▶

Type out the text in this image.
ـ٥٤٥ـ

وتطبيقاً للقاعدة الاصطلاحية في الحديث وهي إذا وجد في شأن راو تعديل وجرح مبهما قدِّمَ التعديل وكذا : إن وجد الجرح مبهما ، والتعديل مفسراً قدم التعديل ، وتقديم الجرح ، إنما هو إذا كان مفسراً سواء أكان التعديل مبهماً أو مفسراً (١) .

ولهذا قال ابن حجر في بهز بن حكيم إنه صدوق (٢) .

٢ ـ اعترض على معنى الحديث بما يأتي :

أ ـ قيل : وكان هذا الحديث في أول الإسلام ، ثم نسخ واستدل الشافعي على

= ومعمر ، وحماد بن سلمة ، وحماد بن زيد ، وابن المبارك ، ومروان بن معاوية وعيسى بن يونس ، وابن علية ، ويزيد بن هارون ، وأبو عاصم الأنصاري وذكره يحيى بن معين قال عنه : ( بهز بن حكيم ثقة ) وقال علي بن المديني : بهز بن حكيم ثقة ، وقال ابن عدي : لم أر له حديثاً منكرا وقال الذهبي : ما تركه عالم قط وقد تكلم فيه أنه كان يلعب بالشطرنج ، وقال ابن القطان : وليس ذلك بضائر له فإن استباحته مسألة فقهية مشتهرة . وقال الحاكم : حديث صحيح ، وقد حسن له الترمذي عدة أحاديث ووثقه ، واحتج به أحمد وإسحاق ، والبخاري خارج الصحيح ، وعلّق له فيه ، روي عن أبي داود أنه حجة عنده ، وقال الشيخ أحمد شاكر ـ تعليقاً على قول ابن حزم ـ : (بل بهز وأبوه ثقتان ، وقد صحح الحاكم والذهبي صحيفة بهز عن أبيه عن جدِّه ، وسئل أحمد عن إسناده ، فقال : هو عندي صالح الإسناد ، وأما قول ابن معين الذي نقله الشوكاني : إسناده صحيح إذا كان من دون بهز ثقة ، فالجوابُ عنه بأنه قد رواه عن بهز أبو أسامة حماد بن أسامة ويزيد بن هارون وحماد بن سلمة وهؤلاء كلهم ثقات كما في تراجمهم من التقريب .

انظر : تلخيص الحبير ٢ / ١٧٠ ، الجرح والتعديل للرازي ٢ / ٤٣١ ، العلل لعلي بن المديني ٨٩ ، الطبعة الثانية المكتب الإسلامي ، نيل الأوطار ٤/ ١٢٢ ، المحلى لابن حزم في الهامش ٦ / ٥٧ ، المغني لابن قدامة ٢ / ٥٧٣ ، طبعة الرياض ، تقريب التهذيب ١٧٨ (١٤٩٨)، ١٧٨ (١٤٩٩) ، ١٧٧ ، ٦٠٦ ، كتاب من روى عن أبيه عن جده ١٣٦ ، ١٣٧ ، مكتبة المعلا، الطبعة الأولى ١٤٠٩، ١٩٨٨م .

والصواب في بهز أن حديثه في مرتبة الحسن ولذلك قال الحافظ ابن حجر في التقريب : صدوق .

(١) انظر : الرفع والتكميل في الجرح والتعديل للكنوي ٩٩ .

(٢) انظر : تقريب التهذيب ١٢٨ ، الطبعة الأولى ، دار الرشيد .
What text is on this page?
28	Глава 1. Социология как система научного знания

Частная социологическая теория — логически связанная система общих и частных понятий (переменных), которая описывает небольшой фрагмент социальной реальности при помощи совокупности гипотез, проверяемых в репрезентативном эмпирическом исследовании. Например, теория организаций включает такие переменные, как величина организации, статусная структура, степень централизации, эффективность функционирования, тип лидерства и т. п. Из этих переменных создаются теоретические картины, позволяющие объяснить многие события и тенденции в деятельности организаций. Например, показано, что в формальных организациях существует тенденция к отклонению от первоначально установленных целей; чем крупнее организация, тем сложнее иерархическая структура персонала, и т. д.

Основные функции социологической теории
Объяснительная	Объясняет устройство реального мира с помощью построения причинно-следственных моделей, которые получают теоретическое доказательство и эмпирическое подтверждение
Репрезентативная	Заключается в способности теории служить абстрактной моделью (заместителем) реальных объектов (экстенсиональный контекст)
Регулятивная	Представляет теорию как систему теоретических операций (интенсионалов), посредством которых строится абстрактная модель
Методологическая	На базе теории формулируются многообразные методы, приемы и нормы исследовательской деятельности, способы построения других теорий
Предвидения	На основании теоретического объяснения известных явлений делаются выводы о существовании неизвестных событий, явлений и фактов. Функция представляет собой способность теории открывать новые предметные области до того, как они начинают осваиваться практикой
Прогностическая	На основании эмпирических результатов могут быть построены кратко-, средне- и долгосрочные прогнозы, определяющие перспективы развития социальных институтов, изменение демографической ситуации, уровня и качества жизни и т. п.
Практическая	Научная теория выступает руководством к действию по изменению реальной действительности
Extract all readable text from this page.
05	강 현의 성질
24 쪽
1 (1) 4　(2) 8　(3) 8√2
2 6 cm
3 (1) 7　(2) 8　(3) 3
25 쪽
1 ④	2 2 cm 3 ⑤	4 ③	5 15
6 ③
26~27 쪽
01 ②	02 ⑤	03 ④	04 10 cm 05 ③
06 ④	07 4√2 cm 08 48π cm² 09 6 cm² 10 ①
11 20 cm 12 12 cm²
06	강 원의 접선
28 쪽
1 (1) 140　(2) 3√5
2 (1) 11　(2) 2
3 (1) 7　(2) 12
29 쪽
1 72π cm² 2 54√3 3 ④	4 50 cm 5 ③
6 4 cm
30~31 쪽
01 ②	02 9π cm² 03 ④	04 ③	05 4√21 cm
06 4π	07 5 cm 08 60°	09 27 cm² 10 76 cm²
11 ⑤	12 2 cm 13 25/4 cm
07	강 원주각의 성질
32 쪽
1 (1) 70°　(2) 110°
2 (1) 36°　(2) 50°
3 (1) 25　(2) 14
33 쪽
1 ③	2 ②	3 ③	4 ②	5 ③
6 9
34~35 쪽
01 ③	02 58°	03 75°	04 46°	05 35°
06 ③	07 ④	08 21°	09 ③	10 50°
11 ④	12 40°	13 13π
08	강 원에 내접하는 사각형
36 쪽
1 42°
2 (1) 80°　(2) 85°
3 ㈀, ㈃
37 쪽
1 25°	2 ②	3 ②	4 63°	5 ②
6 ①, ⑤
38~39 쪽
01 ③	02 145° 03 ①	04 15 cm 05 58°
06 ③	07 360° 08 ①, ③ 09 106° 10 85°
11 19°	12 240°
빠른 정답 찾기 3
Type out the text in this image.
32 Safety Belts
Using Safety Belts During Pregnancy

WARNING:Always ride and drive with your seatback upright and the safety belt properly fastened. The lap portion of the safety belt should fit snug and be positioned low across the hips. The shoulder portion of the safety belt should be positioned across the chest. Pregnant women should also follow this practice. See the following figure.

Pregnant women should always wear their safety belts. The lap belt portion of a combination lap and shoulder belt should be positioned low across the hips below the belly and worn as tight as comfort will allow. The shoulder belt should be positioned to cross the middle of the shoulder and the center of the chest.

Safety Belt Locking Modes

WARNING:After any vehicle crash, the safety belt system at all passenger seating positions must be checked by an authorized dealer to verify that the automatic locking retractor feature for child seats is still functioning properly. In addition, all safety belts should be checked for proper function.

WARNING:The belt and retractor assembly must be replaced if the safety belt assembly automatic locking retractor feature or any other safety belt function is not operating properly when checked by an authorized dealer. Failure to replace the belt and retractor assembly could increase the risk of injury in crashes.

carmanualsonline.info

◀

#### Written instruction
Count up the lines in the listing that hold the word "والتعديل", and give that number only.

#### Response to this exercise
3